Go through the entries below and pick out every line with "keyboard".

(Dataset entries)

┌────────

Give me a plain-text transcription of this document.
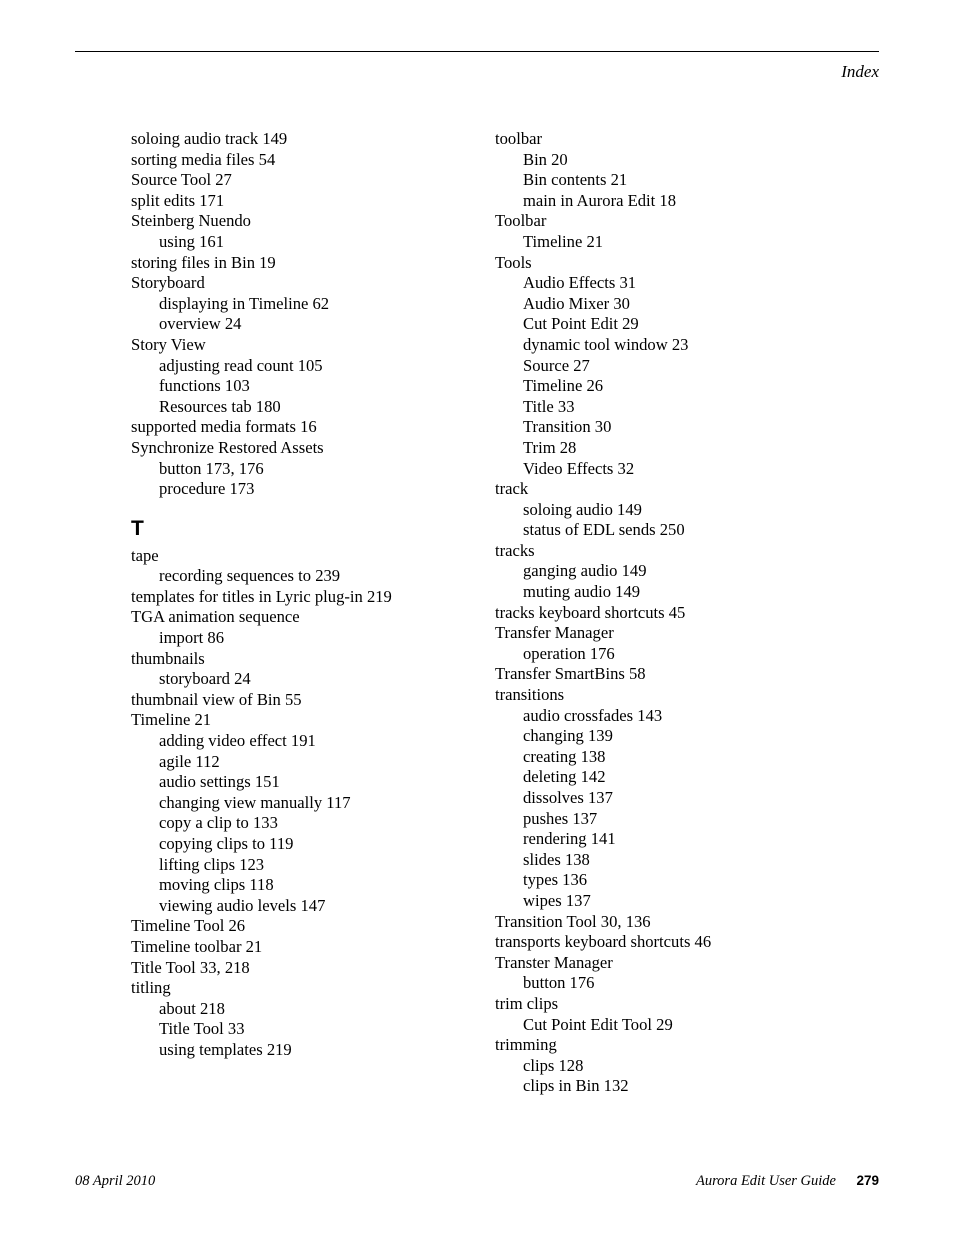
Index
soloing audio track 149
sorting media files 54
Source Tool 27
split edits 171
Steinberg Nuendo
using 161
storing files in Bin 19
Storyboard
displaying in Timeline 62
overview 24
Story View
adjusting read count 105
functions 103
Resources tab 180
supported media formats 16
Synchronize Restored Assets
button 173, 176
procedure 173
T
tape
recording sequences to 239
templates for titles in Lyric plug-in 219
TGA animation sequence
import 86
thumbnails
storyboard 24
thumbnail view of Bin 55
Timeline 21
adding video effect 191
agile 112
audio settings 151
changing view manually 117
copy a clip to 133
copying clips to 119
lifting clips 123
moving clips 118
viewing audio levels 147
Timeline Tool 26
Timeline toolbar 21
Title Tool 33, 218
titling
about 218
Title Tool 33
using templates 219
toolbar
Bin 20
Bin contents 21
main in Aurora Edit 18
Toolbar
Timeline 21
Tools
Audio Effects 31
Audio Mixer 30
Cut Point Edit 29
dynamic tool window 23
Source 27
Timeline 26
Title 33
Transition 30
Trim 28
Video Effects 32
track
soloing audio 149
status of EDL sends 250
tracks
ganging audio 149
muting audio 149
tracks keyboard shortcuts 45
Transfer Manager
operation 176
Transfer SmartBins 58
transitions
audio crossfades 143
changing 139
creating 138
deleting 142
dissolves 137
pushes 137
rendering 141
slides 138
types 136
wipes 137
Transition Tool 30, 136
transports keyboard shortcuts 46
Transter Manager
button 176
trim clips
Cut Point Edit Tool 29
trimming
clips 128
clips in Bin 132
08 April 2010	Aurora Edit User Guide 279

└────────

[CORRECT RESULT]
tracks keyboard shortcuts 45
transports keyboard shortcuts 46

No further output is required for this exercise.